## Problem requirements
Among the entries, which lines carry the string "less"? Copy each of them.

## Listed records
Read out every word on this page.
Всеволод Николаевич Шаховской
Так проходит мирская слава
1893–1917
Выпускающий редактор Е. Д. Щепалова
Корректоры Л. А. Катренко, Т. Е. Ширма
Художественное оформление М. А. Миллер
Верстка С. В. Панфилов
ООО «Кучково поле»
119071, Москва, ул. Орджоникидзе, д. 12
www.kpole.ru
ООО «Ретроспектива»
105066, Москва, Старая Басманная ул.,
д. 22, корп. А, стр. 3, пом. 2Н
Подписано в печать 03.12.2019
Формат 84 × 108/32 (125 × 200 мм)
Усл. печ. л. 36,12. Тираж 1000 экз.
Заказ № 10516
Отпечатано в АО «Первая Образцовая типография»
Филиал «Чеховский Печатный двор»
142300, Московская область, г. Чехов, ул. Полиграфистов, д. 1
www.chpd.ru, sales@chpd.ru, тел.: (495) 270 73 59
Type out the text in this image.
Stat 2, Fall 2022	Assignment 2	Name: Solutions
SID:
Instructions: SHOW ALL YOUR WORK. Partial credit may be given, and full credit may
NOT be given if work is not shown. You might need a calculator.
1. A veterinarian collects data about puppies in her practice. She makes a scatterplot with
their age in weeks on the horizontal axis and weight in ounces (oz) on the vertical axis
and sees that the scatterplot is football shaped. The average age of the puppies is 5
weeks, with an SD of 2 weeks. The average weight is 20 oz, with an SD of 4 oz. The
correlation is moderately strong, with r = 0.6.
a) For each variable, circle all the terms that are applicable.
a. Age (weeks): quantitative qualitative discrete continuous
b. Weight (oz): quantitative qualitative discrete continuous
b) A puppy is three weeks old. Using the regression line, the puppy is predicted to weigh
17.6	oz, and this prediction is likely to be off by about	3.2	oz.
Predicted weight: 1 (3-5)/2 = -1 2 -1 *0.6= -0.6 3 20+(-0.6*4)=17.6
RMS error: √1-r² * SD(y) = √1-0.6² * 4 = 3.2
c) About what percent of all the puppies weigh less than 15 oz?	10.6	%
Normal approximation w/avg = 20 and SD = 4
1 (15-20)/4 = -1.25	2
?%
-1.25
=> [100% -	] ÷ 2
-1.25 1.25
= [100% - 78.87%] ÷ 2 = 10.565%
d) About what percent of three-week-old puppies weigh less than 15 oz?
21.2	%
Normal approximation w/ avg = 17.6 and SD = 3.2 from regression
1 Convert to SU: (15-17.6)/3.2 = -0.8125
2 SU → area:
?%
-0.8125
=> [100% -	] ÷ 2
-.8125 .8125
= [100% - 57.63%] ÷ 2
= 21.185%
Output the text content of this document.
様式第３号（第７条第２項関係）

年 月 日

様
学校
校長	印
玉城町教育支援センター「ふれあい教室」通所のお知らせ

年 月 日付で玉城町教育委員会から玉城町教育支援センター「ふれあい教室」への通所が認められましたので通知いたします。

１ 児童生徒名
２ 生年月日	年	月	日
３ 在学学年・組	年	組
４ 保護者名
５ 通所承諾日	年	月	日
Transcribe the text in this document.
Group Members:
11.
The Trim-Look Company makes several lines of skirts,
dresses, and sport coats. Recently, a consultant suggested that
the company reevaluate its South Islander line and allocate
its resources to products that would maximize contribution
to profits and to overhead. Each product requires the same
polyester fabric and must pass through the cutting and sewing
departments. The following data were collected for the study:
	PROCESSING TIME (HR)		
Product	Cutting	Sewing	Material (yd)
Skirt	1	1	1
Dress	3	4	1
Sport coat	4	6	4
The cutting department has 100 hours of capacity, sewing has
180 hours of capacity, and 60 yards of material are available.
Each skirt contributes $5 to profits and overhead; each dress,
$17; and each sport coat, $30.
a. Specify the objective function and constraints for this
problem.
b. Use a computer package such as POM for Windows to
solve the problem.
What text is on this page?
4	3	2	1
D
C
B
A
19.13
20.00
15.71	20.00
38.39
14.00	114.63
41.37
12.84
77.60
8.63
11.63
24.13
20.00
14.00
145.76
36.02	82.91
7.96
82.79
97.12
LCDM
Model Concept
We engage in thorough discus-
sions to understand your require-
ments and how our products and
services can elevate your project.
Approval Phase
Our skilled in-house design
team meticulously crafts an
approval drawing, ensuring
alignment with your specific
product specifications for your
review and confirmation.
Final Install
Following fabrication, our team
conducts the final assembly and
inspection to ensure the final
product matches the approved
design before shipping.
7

## Exercise result
c) About what percent of all the puppies weigh less than 15 oz?	10.6	%
d) About what percent of three-week-old puppies weigh less than 15 oz?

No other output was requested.